(Collected data entries)
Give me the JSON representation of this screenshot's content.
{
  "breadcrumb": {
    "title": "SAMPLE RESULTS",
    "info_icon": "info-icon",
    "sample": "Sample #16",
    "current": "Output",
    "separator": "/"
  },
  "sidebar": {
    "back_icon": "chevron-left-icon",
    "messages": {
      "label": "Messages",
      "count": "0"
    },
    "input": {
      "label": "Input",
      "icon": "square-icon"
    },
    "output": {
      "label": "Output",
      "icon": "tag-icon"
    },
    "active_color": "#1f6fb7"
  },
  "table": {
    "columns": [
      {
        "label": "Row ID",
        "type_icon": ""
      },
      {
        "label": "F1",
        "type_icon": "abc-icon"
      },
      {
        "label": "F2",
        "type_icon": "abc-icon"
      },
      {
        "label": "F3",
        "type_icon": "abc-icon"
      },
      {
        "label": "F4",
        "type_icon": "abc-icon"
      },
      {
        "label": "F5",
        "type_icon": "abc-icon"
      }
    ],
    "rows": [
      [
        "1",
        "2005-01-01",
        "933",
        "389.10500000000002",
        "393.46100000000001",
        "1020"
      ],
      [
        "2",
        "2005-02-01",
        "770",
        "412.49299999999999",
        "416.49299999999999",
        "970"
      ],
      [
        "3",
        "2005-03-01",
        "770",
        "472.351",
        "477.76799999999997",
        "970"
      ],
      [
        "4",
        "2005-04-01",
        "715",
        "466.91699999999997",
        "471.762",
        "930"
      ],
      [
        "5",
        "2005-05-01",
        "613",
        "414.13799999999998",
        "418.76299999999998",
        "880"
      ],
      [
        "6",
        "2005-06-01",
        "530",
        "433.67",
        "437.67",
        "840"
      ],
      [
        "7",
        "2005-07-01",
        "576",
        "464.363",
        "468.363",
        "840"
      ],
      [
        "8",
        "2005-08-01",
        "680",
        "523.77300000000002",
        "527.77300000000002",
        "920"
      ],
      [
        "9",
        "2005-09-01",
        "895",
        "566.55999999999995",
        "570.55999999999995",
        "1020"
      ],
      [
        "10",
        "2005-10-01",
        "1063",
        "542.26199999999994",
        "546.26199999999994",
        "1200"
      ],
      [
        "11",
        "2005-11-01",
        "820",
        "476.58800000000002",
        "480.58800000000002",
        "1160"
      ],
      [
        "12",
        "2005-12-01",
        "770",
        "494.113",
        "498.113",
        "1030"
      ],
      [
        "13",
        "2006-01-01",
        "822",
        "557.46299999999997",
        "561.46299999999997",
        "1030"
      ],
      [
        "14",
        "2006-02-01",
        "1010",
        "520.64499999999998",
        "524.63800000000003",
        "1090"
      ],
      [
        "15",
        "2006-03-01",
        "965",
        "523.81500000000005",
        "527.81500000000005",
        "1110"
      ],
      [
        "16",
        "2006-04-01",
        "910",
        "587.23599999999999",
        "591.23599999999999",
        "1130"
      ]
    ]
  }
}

YOUR TASK: Using the data above, repeat every line exactly.

ANSWER TO THIS PROBLEM:
Give me the JSON representation of this screenshot's content.
{
  "breadcrumb": {
    "title": "SAMPLE RESULTS",
    "info_icon": "info-icon",
    "sample": "Sample #16",
    "current": "Output",
    "separator": "/"
  },
  "sidebar": {
    "back_icon": "chevron-left-icon",
    "messages": {
      "label": "Messages",
      "count": "0"
    },
    "input": {
      "label": "Input",
      "icon": "square-icon"
    },
    "output": {
      "label": "Output",
      "icon": "tag-icon"
    },
    "active_color": "#1f6fb7"
  },
  "table": {
    "columns": [
      {
        "label": "Row ID",
        "type_icon": ""
      },
      {
        "label": "F1",
        "type_icon": "abc-icon"
      },
      {
        "label": "F2",
        "type_icon": "abc-icon"
      },
      {
        "label": "F3",
        "type_icon": "abc-icon"
      },
      {
        "label": "F4",
        "type_icon": "abc-icon"
      },
      {
        "label": "F5",
        "type_icon": "abc-icon"
      }
    ],
    "rows": [
      [
        "1",
        "2005-01-01",
        "933",
        "389.10500000000002",
        "393.46100000000001",
        "1020"
      ],
      [
        "2",
        "2005-02-01",
        "770",
        "412.49299999999999",
        "416.49299999999999",
        "970"
      ],
      [
        "3",
        "2005-03-01",
        "770",
        "472.351",
        "477.76799999999997",
        "970"
      ],
      [
        "4",
        "2005-04-01",
        "715",
        "466.91699999999997",
        "471.762",
        "930"
      ],
      [
        "5",
        "2005-05-01",
        "613",
        "414.13799999999998",
        "418.76299999999998",
        "880"
      ],
      [
        "6",
        "2005-06-01",
        "530",
        "433.67",
        "437.67",
        "840"
      ],
      [
        "7",
        "2005-07-01",
        "576",
        "464.363",
        "468.363",
        "840"
      ],
      [
        "8",
        "2005-08-01",
        "680",
        "523.77300000000002",
        "527.77300000000002",
        "920"
      ],
      [
        "9",
        "2005-09-01",
        "895",
        "566.55999999999995",
        "570.55999999999995",
        "1020"
      ],
      [
        "10",
        "2005-10-01",
        "1063",
        "542.26199999999994",
        "546.26199999999994",
        "1200"
      ],
      [
        "11",
        "2005-11-01",
        "820",
        "476.58800000000002",
        "480.58800000000002",
        "1160"
      ],
      [
        "12",
        "2005-12-01",
        "770",
        "494.113",
        "498.113",
        "1030"
      ],
      [
        "13",
        "2006-01-01",
        "822",
        "557.46299999999997",
        "561.46299999999997",
        "1030"
      ],
      [
        "14",
        "2006-02-01",
        "1010",
        "520.64499999999998",
        "524.63800000000003",
        "1090"
      ],
      [
        "15",
        "2006-03-01",
        "965",
        "523.81500000000005",
        "527.81500000000005",
        "1110"
      ],
      [
        "16",
        "2006-04-01",
        "910",
        "587.23599999999999",
        "591.23599999999999",
        "1130"
      ]
    ]
  }
}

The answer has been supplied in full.